Exercise prompt: Could you extract every entry below and reproduce it exactly?

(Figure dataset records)
# # # # # # #

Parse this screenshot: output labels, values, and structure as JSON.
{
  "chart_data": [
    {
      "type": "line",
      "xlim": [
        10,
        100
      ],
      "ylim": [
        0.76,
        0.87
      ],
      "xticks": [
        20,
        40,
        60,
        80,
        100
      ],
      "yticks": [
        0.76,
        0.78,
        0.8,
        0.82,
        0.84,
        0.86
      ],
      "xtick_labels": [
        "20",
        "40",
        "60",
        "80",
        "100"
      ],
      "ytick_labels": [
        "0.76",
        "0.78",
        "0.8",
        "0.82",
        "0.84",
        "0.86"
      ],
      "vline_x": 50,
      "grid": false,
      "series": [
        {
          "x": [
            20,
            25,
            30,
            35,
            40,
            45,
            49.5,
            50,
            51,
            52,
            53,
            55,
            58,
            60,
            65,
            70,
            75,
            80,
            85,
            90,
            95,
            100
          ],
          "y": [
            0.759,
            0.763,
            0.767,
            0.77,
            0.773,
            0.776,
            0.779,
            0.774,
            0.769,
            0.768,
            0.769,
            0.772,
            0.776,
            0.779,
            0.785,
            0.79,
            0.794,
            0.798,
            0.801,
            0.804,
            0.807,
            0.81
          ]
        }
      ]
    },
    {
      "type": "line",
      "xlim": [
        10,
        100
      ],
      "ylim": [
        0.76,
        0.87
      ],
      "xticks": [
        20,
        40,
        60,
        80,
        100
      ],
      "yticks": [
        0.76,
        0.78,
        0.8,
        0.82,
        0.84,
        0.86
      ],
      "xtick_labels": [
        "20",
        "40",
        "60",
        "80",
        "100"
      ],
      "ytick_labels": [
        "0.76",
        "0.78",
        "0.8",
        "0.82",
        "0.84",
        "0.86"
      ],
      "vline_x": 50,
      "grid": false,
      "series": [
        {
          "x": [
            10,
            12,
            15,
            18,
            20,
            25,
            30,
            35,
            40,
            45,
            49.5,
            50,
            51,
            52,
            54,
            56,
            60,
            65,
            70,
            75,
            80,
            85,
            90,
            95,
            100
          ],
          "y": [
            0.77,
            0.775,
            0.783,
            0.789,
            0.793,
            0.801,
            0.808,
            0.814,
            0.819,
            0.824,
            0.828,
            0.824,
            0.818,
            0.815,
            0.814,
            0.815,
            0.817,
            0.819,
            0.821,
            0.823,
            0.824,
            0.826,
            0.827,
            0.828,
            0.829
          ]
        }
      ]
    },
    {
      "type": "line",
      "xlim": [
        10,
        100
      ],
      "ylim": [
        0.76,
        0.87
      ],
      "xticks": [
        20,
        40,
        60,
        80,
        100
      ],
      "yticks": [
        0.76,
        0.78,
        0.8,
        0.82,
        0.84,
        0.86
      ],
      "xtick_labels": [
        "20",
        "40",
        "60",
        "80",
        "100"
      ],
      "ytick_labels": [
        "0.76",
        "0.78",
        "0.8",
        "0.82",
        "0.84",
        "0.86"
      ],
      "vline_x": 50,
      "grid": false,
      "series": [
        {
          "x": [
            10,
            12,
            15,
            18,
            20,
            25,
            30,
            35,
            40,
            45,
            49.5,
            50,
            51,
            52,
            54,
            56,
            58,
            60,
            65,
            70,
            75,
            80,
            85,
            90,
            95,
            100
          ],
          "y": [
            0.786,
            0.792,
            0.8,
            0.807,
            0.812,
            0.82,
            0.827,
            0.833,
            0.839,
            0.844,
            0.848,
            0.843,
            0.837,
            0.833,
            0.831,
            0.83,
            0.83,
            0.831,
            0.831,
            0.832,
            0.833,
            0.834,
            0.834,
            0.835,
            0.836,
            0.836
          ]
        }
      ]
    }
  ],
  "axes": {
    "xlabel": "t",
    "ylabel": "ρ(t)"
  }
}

# # # # # # #

Output of the exercise:
Parse this screenshot: output labels, values, and structure as JSON.
{
  "chart_data": [
    {
      "type": "line",
      "xlim": [
        10,
        100
      ],
      "ylim": [
        0.76,
        0.87
      ],
      "xticks": [
        20,
        40,
        60,
        80,
        100
      ],
      "yticks": [
        0.76,
        0.78,
        0.8,
        0.82,
        0.84,
        0.86
      ],
      "xtick_labels": [
        "20",
        "40",
        "60",
        "80",
        "100"
      ],
      "ytick_labels": [
        "0.76",
        "0.78",
        "0.8",
        "0.82",
        "0.84",
        "0.86"
      ],
      "vline_x": 50,
      "grid": false,
      "series": [
        {
          "x": [
            20,
            25,
            30,
            35,
            40,
            45,
            49.5,
            50,
            51,
            52,
            53,
            55,
            58,
            60,
            65,
            70,
            75,
            80,
            85,
            90,
            95,
            100
          ],
          "y": [
            0.759,
            0.763,
            0.767,
            0.77,
            0.773,
            0.776,
            0.779,
            0.774,
            0.769,
            0.768,
            0.769,
            0.772,
            0.776,
            0.779,
            0.785,
            0.79,
            0.794,
            0.798,
            0.801,
            0.804,
            0.807,
            0.81
          ]
        }
      ]
    },
    {
      "type": "line",
      "xlim": [
        10,
        100
      ],
      "ylim": [
        0.76,
        0.87
      ],
      "xticks": [
        20,
        40,
        60,
        80,
        100
      ],
      "yticks": [
        0.76,
        0.78,
        0.8,
        0.82,
        0.84,
        0.86
      ],
      "xtick_labels": [
        "20",
        "40",
        "60",
        "80",
        "100"
      ],
      "ytick_labels": [
        "0.76",
        "0.78",
        "0.8",
        "0.82",
        "0.84",
        "0.86"
      ],
      "vline_x": 50,
      "grid": false,
      "series": [
        {
          "x": [
            10,
            12,
            15,
            18,
            20,
            25,
            30,
            35,
            40,
            45,
            49.5,
            50,
            51,
            52,
            54,
            56,
            60,
            65,
            70,
            75,
            80,
            85,
            90,
            95,
            100
          ],
          "y": [
            0.77,
            0.775,
            0.783,
            0.789,
            0.793,
            0.801,
            0.808,
            0.814,
            0.819,
            0.824,
            0.828,
            0.824,
            0.818,
            0.815,
            0.814,
            0.815,
            0.817,
            0.819,
            0.821,
            0.823,
            0.824,
            0.826,
            0.827,
            0.828,
            0.829
          ]
        }
      ]
    },
    {
      "type": "line",
      "xlim": [
        10,
        100
      ],
      "ylim": [
        0.76,
        0.87
      ],
      "xticks": [
        20,
        40,
        60,
        80,
        100
      ],
      "yticks": [
        0.76,
        0.78,
        0.8,
        0.82,
        0.84,
        0.86
      ],
      "xtick_labels": [
        "20",
        "40",
        "60",
        "80",
        "100"
      ],
      "ytick_labels": [
        "0.76",
        "0.78",
        "0.8",
        "0.82",
        "0.84",
        "0.86"
      ],
      "vline_x": 50,
      "grid": false,
      "series": [
        {
          "x": [
            10,
            12,
            15,
            18,
            20,
            25,
            30,
            35,
            40,
            45,
            49.5,
            50,
            51,
            52,
            54,
            56,
            58,
            60,
            65,
            70,
            75,
            80,
            85,
            90,
            95,
            100
          ],
          "y": [
            0.786,
            0.792,
            0.8,
            0.807,
            0.812,
            0.82,
            0.827,
            0.833,
            0.839,
            0.844,
            0.848,
            0.843,
            0.837,
            0.833,
            0.831,
            0.83,
            0.83,
            0.831,
            0.831,
            0.832,
            0.833,
            0.834,
            0.834,
            0.835,
            0.836,
            0.836
          ]
        }
      ]
    }
  ],
  "axes": {
    "xlabel": "t",
    "ylabel": "ρ(t)"
  }
}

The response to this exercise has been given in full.